→ AIM
Repeat the records without changes, starting at the first line and ending at the line that contains "Ellipse shape bbox=[701, 735, 712, 742]".

→ DATA FOR PROCESSING
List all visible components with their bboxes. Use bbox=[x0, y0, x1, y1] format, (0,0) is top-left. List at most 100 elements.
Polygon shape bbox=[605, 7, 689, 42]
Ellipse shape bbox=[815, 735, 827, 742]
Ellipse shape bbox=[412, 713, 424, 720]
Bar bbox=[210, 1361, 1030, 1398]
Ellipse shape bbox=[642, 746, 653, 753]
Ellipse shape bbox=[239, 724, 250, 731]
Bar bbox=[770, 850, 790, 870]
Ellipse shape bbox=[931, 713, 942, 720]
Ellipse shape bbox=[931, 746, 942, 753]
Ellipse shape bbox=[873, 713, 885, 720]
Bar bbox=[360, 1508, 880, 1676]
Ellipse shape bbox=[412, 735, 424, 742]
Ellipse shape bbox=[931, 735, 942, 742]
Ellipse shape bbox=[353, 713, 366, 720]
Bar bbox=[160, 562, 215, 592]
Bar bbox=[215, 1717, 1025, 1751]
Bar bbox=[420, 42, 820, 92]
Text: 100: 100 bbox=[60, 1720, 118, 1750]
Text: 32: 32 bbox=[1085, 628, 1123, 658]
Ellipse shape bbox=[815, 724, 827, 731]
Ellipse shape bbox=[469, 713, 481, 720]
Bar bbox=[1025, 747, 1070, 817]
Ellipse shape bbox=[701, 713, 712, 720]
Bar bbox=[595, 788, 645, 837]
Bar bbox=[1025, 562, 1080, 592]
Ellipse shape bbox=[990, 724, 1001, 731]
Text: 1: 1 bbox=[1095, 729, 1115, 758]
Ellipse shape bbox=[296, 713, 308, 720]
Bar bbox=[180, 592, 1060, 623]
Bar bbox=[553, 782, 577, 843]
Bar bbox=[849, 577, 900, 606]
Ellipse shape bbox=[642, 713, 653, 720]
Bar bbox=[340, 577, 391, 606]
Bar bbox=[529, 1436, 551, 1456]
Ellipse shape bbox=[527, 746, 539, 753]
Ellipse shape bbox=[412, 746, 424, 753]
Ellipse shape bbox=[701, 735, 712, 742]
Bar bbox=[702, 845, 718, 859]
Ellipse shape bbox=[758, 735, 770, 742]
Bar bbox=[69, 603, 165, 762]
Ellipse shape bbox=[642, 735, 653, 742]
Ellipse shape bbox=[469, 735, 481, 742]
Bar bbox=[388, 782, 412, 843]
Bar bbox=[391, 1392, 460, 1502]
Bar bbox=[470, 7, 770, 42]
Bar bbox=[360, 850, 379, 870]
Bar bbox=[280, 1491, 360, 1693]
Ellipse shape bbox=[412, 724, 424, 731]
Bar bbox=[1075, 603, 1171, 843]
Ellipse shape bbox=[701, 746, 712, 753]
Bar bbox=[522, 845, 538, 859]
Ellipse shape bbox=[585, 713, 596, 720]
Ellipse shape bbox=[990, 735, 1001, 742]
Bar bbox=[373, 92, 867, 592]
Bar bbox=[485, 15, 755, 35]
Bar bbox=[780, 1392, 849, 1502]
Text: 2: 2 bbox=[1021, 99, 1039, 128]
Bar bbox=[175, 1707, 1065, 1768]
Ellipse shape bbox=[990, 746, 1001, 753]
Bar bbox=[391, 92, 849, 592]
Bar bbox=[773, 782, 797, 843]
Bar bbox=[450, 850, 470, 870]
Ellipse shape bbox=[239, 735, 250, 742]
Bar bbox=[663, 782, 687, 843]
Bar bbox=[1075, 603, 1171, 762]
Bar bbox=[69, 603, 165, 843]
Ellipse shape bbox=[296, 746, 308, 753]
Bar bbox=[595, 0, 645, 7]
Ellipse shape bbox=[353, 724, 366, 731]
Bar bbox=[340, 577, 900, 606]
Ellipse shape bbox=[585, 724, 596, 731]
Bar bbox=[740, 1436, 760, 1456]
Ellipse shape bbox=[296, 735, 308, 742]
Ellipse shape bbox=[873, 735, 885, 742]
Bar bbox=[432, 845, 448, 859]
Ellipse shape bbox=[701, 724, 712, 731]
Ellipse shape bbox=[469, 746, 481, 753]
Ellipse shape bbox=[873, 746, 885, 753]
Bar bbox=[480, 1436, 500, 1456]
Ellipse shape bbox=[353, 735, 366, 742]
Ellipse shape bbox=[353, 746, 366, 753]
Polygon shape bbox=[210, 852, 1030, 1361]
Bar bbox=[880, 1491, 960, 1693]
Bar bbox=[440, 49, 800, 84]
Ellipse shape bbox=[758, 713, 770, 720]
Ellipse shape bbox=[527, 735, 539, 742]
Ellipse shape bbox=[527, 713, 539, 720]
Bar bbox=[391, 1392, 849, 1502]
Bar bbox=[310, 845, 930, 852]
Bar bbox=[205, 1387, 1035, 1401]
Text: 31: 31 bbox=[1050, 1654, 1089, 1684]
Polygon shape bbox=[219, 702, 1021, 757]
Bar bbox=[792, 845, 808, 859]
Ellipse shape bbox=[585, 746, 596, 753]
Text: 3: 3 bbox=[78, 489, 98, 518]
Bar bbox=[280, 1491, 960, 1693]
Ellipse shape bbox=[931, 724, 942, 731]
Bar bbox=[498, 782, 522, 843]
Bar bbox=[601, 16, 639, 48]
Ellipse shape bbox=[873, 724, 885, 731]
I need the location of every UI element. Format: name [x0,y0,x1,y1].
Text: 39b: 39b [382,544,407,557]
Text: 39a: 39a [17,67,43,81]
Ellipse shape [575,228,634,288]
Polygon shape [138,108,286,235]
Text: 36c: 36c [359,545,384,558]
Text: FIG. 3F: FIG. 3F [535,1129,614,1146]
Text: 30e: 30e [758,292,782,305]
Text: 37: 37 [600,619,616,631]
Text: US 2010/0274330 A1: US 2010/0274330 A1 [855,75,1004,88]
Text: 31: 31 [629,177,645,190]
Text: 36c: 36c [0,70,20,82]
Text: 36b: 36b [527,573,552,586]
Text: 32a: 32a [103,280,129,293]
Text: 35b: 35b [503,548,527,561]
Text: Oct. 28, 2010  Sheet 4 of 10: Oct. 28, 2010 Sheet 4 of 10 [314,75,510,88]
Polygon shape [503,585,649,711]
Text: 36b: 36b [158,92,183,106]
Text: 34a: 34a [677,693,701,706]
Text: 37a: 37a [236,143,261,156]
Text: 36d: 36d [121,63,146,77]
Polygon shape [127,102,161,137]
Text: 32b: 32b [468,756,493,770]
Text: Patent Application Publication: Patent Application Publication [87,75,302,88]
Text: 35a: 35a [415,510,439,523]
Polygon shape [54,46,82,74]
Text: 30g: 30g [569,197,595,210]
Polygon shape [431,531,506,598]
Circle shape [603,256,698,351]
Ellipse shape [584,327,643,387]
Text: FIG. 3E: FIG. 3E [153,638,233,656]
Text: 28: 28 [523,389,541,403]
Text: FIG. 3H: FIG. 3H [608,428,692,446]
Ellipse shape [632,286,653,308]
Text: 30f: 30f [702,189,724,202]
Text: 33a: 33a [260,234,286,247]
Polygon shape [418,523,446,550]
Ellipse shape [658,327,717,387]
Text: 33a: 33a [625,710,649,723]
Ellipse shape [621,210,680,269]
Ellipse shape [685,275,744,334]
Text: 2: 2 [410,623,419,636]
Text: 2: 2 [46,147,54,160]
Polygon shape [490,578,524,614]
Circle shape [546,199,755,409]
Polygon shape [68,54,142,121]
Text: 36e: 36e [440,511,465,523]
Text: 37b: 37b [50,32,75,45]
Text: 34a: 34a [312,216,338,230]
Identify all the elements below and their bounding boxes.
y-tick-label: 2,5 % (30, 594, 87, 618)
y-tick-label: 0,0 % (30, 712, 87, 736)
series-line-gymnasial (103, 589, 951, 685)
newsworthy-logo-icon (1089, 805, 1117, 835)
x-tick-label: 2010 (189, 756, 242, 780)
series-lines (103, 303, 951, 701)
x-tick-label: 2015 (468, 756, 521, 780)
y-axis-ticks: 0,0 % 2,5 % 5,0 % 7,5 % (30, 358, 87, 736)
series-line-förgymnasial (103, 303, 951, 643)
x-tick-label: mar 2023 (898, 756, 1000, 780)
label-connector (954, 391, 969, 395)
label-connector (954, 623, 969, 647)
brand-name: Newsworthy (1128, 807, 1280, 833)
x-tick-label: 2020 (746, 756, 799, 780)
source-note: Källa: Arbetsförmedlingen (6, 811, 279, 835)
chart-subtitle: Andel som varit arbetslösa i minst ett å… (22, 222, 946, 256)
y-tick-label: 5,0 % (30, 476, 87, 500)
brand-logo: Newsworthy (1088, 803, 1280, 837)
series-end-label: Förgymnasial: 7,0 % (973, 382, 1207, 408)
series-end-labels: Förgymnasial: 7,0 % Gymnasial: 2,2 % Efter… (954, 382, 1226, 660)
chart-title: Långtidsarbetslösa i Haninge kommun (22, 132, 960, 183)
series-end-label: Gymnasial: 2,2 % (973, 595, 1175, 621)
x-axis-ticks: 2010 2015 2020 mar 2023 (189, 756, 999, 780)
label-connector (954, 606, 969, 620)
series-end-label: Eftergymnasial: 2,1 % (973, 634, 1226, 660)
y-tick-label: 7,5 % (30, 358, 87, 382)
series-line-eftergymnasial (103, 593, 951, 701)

→ RESULT FOR THIS EXERCISE
List all visible components with their bboxes. Use bbox=[x0, y0, x1, y1] format, (0,0) is top-left. List at most 100 elements.
Polygon shape bbox=[605, 7, 689, 42]
Ellipse shape bbox=[815, 735, 827, 742]
Ellipse shape bbox=[412, 713, 424, 720]
Bar bbox=[210, 1361, 1030, 1398]
Ellipse shape bbox=[642, 746, 653, 753]
Ellipse shape bbox=[239, 724, 250, 731]
Bar bbox=[770, 850, 790, 870]
Ellipse shape bbox=[931, 713, 942, 720]
Ellipse shape bbox=[931, 746, 942, 753]
Ellipse shape bbox=[873, 713, 885, 720]
Bar bbox=[360, 1508, 880, 1676]
Ellipse shape bbox=[412, 735, 424, 742]
Ellipse shape bbox=[931, 735, 942, 742]
Ellipse shape bbox=[353, 713, 366, 720]
Bar bbox=[160, 562, 215, 592]
Bar bbox=[215, 1717, 1025, 1751]
Bar bbox=[420, 42, 820, 92]
Text: 100: 100 bbox=[60, 1720, 118, 1750]
Text: 32: 32 bbox=[1085, 628, 1123, 658]
Ellipse shape bbox=[815, 724, 827, 731]
Ellipse shape bbox=[469, 713, 481, 720]
Bar bbox=[1025, 747, 1070, 817]
Ellipse shape bbox=[701, 713, 712, 720]
Bar bbox=[595, 788, 645, 837]
Bar bbox=[1025, 562, 1080, 592]
Ellipse shape bbox=[990, 724, 1001, 731]
Text: 1: 1 bbox=[1095, 729, 1115, 758]
Ellipse shape bbox=[296, 713, 308, 720]
Bar bbox=[180, 592, 1060, 623]
Bar bbox=[553, 782, 577, 843]
Bar bbox=[849, 577, 900, 606]
Ellipse shape bbox=[642, 713, 653, 720]
Bar bbox=[340, 577, 391, 606]
Bar bbox=[529, 1436, 551, 1456]
Ellipse shape bbox=[527, 746, 539, 753]
Ellipse shape bbox=[412, 746, 424, 753]
Ellipse shape bbox=[701, 735, 712, 742]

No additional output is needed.